WHAT THE TASK REQUIRES
Below are records. Copy every line with "expiry" in it.

Some records

----

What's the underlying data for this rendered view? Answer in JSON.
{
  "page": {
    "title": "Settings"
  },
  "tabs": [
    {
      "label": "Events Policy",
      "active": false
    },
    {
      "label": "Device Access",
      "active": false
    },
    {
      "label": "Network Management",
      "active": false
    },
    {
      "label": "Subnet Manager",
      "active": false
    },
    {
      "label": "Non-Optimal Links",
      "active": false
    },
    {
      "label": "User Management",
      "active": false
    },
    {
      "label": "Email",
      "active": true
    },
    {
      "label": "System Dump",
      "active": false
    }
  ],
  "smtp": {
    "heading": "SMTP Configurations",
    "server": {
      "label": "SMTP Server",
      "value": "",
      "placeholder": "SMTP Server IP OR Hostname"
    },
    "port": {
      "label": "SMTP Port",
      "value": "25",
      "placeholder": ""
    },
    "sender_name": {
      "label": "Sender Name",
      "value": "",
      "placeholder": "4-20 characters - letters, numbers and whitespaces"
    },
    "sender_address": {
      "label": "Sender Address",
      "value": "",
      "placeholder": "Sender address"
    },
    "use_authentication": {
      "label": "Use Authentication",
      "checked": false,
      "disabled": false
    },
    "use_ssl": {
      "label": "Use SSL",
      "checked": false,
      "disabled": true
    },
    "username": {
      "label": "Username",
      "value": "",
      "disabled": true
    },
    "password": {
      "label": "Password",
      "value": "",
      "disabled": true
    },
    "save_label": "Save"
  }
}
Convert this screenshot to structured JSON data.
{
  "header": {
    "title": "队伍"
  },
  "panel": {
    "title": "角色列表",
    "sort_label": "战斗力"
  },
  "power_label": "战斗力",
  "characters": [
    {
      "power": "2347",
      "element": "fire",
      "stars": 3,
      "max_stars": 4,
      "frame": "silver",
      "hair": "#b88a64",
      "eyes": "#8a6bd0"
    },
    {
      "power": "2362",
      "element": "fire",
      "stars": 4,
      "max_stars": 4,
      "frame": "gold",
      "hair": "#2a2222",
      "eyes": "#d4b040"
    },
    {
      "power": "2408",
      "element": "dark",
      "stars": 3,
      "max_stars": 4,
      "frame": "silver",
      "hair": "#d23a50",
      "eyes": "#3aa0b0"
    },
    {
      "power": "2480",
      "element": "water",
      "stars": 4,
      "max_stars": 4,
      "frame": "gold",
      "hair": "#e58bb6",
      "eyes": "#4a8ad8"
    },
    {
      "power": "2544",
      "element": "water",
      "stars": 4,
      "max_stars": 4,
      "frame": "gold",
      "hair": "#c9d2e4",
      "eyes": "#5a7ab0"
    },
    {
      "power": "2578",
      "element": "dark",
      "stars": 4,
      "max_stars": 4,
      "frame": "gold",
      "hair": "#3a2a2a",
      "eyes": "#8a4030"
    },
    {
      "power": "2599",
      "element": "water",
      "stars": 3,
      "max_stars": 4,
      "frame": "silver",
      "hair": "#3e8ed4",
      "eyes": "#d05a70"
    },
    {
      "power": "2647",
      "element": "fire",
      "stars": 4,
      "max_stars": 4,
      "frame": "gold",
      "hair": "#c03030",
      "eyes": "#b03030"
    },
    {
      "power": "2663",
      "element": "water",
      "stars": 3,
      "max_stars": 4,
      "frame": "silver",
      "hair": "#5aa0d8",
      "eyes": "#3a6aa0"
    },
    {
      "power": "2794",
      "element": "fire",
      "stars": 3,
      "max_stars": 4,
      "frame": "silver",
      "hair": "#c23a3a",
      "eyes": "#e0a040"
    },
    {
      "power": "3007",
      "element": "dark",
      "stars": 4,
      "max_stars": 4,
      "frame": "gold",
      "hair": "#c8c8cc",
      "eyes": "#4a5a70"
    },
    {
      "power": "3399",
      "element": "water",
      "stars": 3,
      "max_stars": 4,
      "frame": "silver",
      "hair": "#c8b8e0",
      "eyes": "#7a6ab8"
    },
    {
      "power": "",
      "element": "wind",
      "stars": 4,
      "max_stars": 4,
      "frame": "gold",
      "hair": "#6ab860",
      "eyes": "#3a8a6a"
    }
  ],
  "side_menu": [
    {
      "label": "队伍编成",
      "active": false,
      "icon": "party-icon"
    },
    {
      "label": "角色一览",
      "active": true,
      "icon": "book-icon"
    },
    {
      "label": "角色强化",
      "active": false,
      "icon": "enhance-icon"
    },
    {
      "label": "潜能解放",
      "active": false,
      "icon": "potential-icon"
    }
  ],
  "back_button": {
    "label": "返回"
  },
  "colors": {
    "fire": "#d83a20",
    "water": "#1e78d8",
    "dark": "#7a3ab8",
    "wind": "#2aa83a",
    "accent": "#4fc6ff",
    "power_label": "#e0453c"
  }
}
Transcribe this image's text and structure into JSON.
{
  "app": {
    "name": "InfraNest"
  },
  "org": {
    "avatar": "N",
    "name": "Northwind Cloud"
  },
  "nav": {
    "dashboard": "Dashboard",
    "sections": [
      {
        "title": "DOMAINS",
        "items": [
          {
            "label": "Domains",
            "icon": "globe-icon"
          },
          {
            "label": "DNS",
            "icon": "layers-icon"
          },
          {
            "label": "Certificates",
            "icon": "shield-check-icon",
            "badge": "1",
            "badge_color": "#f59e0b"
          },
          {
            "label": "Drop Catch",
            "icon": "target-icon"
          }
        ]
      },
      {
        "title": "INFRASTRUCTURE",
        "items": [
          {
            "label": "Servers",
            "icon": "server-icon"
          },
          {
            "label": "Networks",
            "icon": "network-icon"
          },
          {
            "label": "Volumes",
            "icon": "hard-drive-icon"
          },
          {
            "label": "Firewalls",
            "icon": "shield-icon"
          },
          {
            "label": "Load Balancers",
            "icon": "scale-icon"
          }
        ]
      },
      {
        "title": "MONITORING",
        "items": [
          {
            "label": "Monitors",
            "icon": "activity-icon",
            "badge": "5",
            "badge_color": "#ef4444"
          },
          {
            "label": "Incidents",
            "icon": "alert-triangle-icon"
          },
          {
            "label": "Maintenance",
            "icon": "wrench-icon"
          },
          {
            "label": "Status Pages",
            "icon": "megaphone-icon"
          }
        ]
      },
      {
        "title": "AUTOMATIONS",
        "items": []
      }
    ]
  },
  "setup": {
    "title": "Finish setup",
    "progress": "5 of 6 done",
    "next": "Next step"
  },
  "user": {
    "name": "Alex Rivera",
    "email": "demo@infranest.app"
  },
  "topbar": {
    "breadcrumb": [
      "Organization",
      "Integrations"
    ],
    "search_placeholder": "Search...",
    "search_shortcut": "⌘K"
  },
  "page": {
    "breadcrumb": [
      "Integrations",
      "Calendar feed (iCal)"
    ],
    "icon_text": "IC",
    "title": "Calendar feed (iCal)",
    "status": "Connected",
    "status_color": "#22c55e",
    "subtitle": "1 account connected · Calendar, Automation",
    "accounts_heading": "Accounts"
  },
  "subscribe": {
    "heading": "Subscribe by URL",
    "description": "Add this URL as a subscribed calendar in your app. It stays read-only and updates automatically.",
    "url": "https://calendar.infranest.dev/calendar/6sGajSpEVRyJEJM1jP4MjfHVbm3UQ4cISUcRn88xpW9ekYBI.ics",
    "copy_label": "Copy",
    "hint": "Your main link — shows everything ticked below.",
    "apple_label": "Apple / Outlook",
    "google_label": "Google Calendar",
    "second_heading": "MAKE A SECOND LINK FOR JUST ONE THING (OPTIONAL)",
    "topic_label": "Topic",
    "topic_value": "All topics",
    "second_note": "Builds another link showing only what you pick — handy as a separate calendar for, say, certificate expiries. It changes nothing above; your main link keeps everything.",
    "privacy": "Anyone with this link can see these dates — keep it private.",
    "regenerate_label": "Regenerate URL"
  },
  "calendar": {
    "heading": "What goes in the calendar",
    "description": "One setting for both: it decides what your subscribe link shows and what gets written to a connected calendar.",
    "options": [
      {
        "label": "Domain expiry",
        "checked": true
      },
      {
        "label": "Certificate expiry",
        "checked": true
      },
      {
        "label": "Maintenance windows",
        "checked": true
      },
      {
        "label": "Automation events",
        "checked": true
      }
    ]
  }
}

----

TASK SOLUTION
        "label": "Domain expiry",
        "label": "Certificate expiry",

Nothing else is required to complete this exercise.